WHAT YOU HAVE TO DO
Pick out each line of the records that includes the string "Enfin", and copy it.

****************

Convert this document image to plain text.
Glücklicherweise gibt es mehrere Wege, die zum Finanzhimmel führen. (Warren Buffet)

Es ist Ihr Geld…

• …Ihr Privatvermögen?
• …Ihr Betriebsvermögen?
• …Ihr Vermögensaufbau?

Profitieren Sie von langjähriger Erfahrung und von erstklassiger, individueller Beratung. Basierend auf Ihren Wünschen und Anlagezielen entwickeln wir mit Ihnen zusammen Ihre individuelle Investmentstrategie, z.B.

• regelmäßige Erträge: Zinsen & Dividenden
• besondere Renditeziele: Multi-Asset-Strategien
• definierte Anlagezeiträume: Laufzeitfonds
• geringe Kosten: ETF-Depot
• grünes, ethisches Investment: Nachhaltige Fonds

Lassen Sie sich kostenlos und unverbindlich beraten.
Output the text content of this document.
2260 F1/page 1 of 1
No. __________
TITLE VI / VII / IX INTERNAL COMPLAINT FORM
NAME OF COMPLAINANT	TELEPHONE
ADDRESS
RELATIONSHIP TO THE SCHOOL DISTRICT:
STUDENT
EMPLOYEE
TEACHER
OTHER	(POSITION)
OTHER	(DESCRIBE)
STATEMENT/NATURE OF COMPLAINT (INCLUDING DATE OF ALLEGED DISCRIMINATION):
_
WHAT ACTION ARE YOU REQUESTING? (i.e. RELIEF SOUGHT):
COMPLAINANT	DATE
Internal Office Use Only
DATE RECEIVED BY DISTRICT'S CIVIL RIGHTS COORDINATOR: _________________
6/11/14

****************

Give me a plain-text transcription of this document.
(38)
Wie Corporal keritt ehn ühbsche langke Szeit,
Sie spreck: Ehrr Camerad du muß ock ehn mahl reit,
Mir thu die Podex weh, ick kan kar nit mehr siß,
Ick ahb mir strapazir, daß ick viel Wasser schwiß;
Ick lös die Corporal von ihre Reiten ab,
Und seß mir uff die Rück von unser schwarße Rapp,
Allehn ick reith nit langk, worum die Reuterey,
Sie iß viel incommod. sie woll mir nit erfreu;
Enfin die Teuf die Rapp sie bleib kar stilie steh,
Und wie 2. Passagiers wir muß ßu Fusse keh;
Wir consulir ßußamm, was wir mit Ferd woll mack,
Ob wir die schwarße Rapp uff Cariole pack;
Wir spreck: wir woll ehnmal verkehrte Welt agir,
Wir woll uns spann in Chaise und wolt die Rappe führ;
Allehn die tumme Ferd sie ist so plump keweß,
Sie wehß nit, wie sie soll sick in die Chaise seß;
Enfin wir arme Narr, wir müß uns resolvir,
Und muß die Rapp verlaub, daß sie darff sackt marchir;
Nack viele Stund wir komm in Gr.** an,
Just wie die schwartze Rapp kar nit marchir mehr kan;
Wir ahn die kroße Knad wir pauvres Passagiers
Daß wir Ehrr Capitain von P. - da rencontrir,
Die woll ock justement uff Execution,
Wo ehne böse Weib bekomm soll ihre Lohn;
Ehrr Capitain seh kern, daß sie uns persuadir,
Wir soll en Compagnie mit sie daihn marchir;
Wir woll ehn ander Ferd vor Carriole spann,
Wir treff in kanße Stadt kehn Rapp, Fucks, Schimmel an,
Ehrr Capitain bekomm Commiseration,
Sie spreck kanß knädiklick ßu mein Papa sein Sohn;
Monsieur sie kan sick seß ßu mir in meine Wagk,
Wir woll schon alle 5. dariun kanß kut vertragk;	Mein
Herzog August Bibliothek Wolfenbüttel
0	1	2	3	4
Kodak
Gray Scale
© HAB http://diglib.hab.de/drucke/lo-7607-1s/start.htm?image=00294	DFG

****************

OUTPUT OF THE TASK
Enfin die Teuf die Rapp sie bleib kar stilie steh,
Enfin wir arme Narr, wir müß uns resolvir,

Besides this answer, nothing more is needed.